**Data provided**
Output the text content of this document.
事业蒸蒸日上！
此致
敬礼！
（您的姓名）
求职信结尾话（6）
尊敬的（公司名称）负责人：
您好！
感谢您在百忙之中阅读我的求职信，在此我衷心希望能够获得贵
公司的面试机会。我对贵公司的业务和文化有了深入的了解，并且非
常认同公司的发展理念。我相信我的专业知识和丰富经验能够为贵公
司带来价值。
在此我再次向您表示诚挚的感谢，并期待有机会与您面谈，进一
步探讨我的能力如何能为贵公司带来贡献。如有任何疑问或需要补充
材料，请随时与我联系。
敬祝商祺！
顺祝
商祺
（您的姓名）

--

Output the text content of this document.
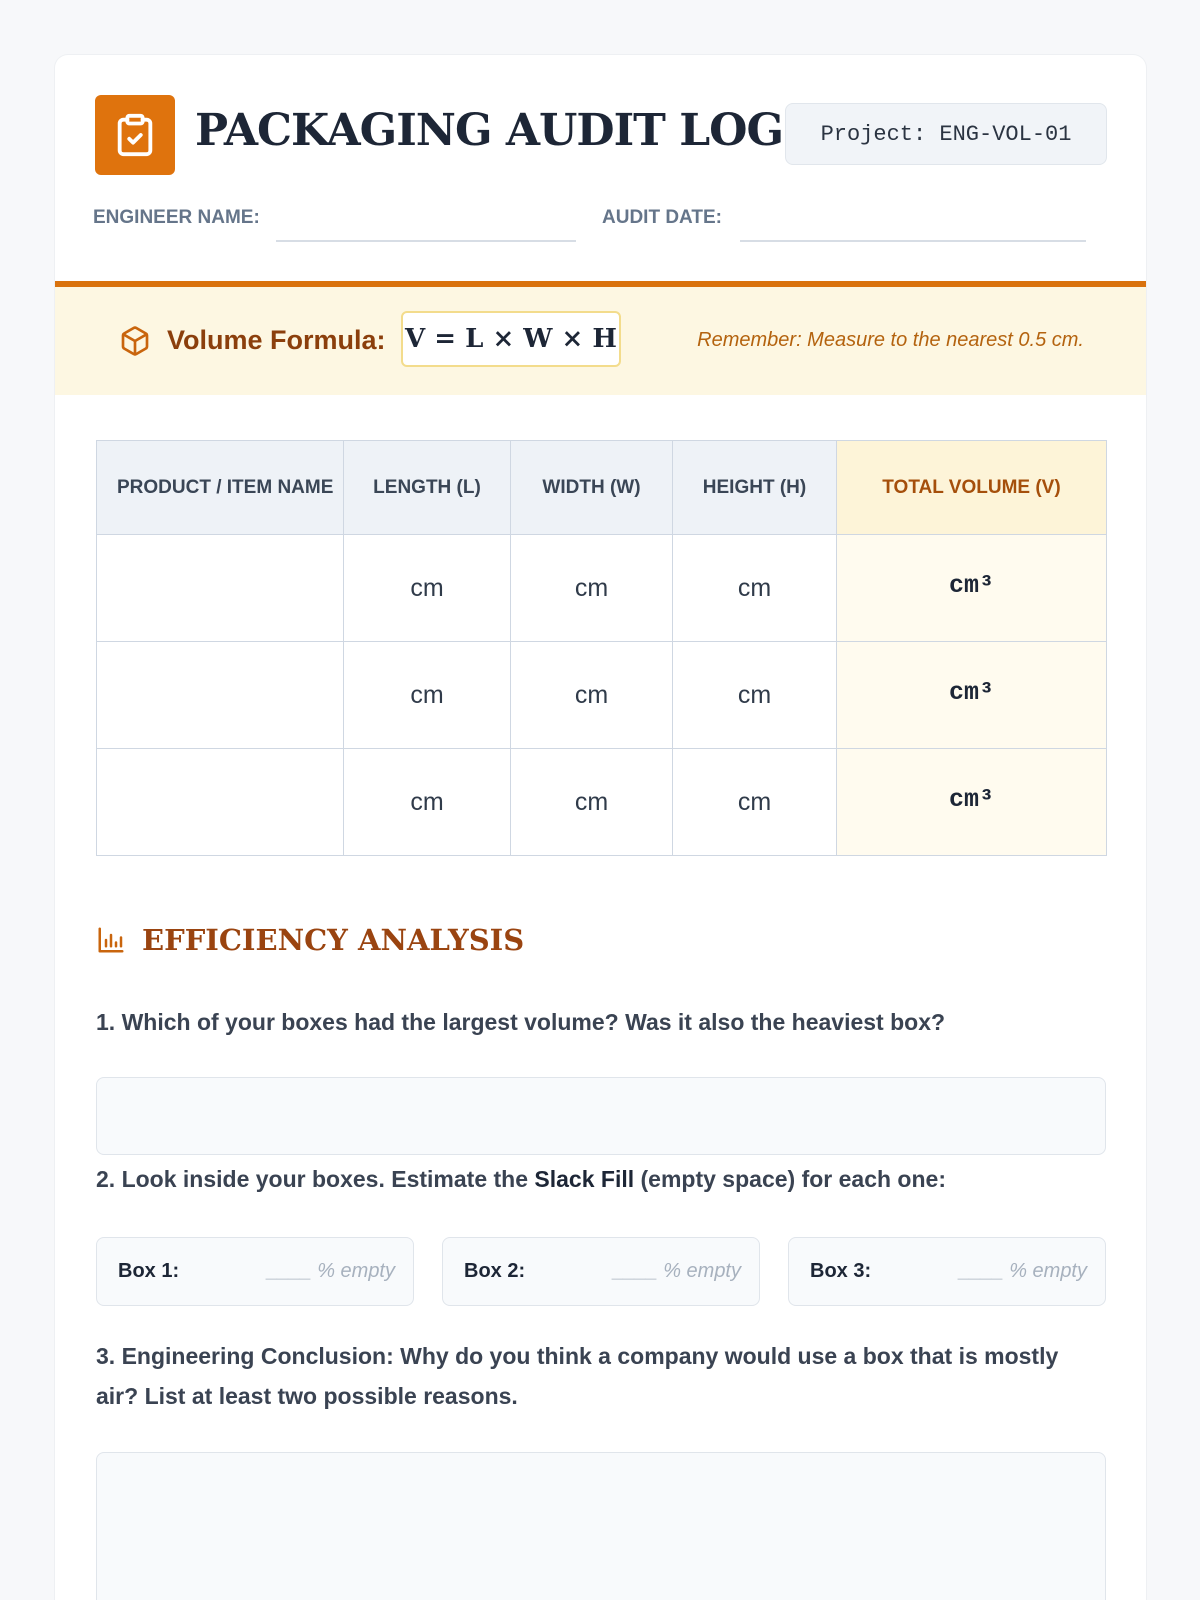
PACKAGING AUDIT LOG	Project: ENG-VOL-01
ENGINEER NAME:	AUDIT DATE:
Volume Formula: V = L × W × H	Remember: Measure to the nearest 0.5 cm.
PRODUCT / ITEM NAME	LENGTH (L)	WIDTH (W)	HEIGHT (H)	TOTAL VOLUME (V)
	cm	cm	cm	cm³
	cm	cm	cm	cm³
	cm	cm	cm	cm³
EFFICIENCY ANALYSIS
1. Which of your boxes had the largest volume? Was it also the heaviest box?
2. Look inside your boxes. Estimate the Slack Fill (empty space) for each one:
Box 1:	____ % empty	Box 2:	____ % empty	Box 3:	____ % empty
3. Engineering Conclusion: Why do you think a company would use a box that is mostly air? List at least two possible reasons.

--

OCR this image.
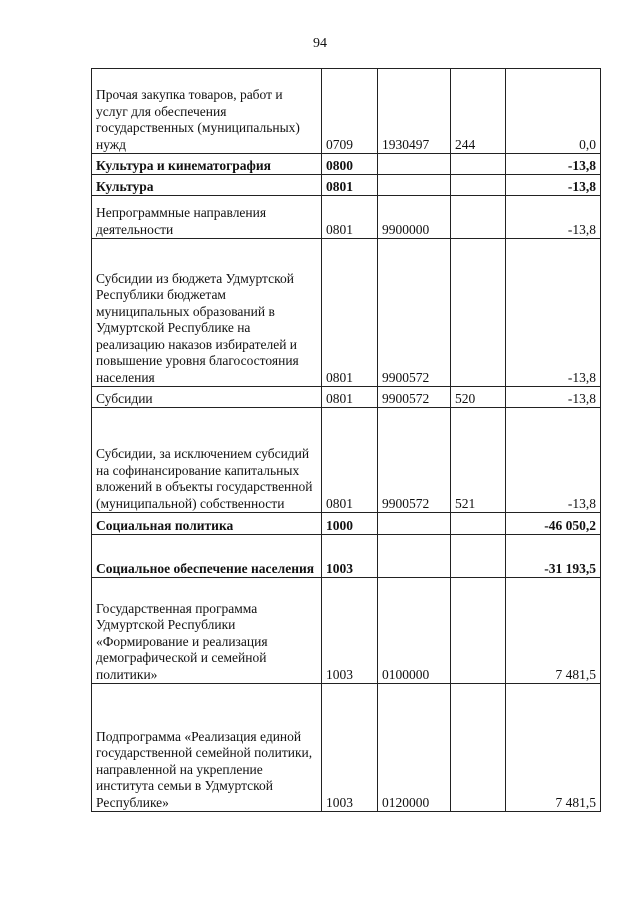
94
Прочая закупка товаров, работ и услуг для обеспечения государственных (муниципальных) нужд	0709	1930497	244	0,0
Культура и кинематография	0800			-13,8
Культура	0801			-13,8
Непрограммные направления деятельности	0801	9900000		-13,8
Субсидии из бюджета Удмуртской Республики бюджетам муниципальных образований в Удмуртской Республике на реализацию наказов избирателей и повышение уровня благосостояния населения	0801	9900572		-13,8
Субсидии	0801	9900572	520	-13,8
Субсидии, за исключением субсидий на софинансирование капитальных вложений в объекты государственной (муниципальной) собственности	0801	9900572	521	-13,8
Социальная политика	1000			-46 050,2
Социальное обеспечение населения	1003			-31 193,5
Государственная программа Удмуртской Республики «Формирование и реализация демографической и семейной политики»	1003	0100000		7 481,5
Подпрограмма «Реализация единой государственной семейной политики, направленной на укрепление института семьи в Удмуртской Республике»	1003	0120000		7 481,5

**Aim**
Isolate the lines that hold the word "Республики" and copy all of them.

**Final answer**
Субсидии из бюджета Удмуртской Республики бюджетам муниципальных образований в Удмуртской Республике на реализацию наказов избирателей и повышение уровня благосостояния населения	0801	9900572		-13,8
Государственная программа Удмуртской Республики «Формирование и реализация демографической и семейной политики»	1003	0100000		7 481,5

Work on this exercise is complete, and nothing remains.